• Your goal: Give back the whole listing exactly as shown.

Data entries:
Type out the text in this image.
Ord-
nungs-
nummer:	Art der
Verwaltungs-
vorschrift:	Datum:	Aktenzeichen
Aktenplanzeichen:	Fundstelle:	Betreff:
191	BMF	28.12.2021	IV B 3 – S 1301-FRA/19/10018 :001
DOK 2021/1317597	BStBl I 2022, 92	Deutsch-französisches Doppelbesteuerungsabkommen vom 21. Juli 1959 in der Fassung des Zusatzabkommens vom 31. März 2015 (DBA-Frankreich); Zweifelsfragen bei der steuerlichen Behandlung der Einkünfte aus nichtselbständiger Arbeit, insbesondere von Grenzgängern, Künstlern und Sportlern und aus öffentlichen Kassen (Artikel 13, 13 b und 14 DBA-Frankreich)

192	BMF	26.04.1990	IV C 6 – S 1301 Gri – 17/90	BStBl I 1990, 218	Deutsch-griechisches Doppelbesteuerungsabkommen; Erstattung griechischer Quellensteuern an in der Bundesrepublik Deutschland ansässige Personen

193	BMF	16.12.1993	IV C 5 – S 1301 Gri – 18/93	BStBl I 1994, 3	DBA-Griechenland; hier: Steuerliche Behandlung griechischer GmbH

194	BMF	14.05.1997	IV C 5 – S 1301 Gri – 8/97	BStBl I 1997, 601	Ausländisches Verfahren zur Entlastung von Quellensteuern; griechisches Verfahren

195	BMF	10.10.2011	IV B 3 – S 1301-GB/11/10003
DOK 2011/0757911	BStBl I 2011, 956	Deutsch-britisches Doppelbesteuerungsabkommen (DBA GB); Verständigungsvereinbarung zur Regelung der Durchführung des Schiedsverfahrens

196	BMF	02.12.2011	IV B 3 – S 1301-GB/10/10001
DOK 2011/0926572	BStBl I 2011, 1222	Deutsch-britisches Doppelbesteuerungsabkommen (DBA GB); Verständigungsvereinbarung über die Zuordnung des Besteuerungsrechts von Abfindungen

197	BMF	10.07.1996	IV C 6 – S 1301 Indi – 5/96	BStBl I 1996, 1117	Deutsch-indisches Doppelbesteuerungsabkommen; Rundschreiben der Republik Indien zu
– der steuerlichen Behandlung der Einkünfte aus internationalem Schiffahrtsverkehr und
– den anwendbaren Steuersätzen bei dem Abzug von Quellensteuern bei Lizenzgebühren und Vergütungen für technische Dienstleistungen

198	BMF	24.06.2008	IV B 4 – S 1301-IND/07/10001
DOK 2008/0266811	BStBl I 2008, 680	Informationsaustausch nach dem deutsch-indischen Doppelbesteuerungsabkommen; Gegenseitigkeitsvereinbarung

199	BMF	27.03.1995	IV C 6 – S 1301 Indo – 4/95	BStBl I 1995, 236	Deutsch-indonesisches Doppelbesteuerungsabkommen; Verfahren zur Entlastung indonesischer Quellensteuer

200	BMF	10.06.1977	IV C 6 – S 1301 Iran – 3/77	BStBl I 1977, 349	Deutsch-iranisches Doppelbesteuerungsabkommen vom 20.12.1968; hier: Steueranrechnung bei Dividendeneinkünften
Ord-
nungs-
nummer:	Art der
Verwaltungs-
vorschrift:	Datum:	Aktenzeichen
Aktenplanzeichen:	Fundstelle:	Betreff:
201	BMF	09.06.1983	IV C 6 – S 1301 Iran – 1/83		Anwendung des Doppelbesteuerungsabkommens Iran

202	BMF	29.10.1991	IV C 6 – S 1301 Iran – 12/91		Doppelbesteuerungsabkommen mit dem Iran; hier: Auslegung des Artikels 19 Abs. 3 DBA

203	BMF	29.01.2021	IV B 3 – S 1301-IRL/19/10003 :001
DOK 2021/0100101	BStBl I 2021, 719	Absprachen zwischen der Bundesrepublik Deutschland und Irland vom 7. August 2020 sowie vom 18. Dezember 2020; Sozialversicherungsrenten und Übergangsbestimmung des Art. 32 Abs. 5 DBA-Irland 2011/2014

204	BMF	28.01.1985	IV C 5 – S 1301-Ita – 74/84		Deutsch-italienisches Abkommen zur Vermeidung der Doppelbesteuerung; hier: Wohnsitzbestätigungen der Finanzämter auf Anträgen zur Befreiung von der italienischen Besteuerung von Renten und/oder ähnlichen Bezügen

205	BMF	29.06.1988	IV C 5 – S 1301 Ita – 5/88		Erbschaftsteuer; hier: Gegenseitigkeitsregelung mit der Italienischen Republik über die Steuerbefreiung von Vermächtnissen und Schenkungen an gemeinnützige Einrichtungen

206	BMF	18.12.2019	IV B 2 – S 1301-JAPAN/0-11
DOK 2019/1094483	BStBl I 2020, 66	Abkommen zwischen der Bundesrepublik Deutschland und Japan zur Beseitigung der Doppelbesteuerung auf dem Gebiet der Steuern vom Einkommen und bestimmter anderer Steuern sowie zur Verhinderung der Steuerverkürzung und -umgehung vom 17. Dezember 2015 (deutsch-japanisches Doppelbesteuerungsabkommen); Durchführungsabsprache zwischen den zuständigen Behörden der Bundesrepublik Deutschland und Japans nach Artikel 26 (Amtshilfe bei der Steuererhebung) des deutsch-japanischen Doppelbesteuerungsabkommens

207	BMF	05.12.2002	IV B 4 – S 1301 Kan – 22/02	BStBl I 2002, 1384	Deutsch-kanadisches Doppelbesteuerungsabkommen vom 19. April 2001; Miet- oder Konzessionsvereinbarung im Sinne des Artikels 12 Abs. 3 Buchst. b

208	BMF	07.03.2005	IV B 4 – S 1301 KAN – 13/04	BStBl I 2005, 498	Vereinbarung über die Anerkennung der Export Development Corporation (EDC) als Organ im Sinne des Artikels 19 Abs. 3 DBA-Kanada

• Output below:
Type out the text in this image.
Ord-
nungs-
nummer:	Art der
Verwaltungs-
vorschrift:	Datum:	Aktenzeichen
Aktenplanzeichen:	Fundstelle:	Betreff:
191	BMF	28.12.2021	IV B 3 – S 1301-FRA/19/10018 :001
DOK 2021/1317597	BStBl I 2022, 92	Deutsch-französisches Doppelbesteuerungsabkommen vom 21. Juli 1959 in der Fassung des Zusatzabkommens vom 31. März 2015 (DBA-Frankreich); Zweifelsfragen bei der steuerlichen Behandlung der Einkünfte aus nichtselbständiger Arbeit, insbesondere von Grenzgängern, Künstlern und Sportlern und aus öffentlichen Kassen (Artikel 13, 13 b und 14 DBA-Frankreich)

192	BMF	26.04.1990	IV C 6 – S 1301 Gri – 17/90	BStBl I 1990, 218	Deutsch-griechisches Doppelbesteuerungsabkommen; Erstattung griechischer Quellensteuern an in der Bundesrepublik Deutschland ansässige Personen

193	BMF	16.12.1993	IV C 5 – S 1301 Gri – 18/93	BStBl I 1994, 3	DBA-Griechenland; hier: Steuerliche Behandlung griechischer GmbH

194	BMF	14.05.1997	IV C 5 – S 1301 Gri – 8/97	BStBl I 1997, 601	Ausländisches Verfahren zur Entlastung von Quellensteuern; griechisches Verfahren

195	BMF	10.10.2011	IV B 3 – S 1301-GB/11/10003
DOK 2011/0757911	BStBl I 2011, 956	Deutsch-britisches Doppelbesteuerungsabkommen (DBA GB); Verständigungsvereinbarung zur Regelung der Durchführung des Schiedsverfahrens

196	BMF	02.12.2011	IV B 3 – S 1301-GB/10/10001
DOK 2011/0926572	BStBl I 2011, 1222	Deutsch-britisches Doppelbesteuerungsabkommen (DBA GB); Verständigungsvereinbarung über die Zuordnung des Besteuerungsrechts von Abfindungen

197	BMF	10.07.1996	IV C 6 – S 1301 Indi – 5/96	BStBl I 1996, 1117	Deutsch-indisches Doppelbesteuerungsabkommen; Rundschreiben der Republik Indien zu
– der steuerlichen Behandlung der Einkünfte aus internationalem Schiffahrtsverkehr und
– den anwendbaren Steuersätzen bei dem Abzug von Quellensteuern bei Lizenzgebühren und Vergütungen für technische Dienstleistungen

198	BMF	24.06.2008	IV B 4 – S 1301-IND/07/10001
DOK 2008/0266811	BStBl I 2008, 680	Informationsaustausch nach dem deutsch-indischen Doppelbesteuerungsabkommen; Gegenseitigkeitsvereinbarung

199	BMF	27.03.1995	IV C 6 – S 1301 Indo – 4/95	BStBl I 1995, 236	Deutsch-indonesisches Doppelbesteuerungsabkommen; Verfahren zur Entlastung indonesischer Quellensteuer

200	BMF	10.06.1977	IV C 6 – S 1301 Iran – 3/77	BStBl I 1977, 349	Deutsch-iranisches Doppelbesteuerungsabkommen vom 20.12.1968; hier: Steueranrechnung bei Dividendeneinkünften
Ord-
nungs-
nummer:	Art der
Verwaltungs-
vorschrift:	Datum:	Aktenzeichen
Aktenplanzeichen:	Fundstelle:	Betreff:
201	BMF	09.06.1983	IV C 6 – S 1301 Iran – 1/83		Anwendung des Doppelbesteuerungsabkommens Iran

202	BMF	29.10.1991	IV C 6 – S 1301 Iran – 12/91		Doppelbesteuerungsabkommen mit dem Iran; hier: Auslegung des Artikels 19 Abs. 3 DBA

203	BMF	29.01.2021	IV B 3 – S 1301-IRL/19/10003 :001
DOK 2021/0100101	BStBl I 2021, 719	Absprachen zwischen der Bundesrepublik Deutschland und Irland vom 7. August 2020 sowie vom 18. Dezember 2020; Sozialversicherungsrenten und Übergangsbestimmung des Art. 32 Abs. 5 DBA-Irland 2011/2014

204	BMF	28.01.1985	IV C 5 – S 1301-Ita – 74/84		Deutsch-italienisches Abkommen zur Vermeidung der Doppelbesteuerung; hier: Wohnsitzbestätigungen der Finanzämter auf Anträgen zur Befreiung von der italienischen Besteuerung von Renten und/oder ähnlichen Bezügen

205	BMF	29.06.1988	IV C 5 – S 1301 Ita – 5/88		Erbschaftsteuer; hier: Gegenseitigkeitsregelung mit der Italienischen Republik über die Steuerbefreiung von Vermächtnissen und Schenkungen an gemeinnützige Einrichtungen

206	BMF	18.12.2019	IV B 2 – S 1301-JAPAN/0-11
DOK 2019/1094483	BStBl I 2020, 66	Abkommen zwischen der Bundesrepublik Deutschland und Japan zur Beseitigung der Doppelbesteuerung auf dem Gebiet der Steuern vom Einkommen und bestimmter anderer Steuern sowie zur Verhinderung der Steuerverkürzung und -umgehung vom 17. Dezember 2015 (deutsch-japanisches Doppelbesteuerungsabkommen); Durchführungsabsprache zwischen den zuständigen Behörden der Bundesrepublik Deutschland und Japans nach Artikel 26 (Amtshilfe bei der Steuererhebung) des deutsch-japanischen Doppelbesteuerungsabkommens

207	BMF	05.12.2002	IV B 4 – S 1301 Kan – 22/02	BStBl I 2002, 1384	Deutsch-kanadisches Doppelbesteuerungsabkommen vom 19. April 2001; Miet- oder Konzessionsvereinbarung im Sinne des Artikels 12 Abs. 3 Buchst. b

208	BMF	07.03.2005	IV B 4 – S 1301 KAN – 13/04	BStBl I 2005, 498	Vereinbarung über die Anerkennung der Export Development Corporation (EDC) als Organ im Sinne des Artikels 19 Abs. 3 DBA-Kanada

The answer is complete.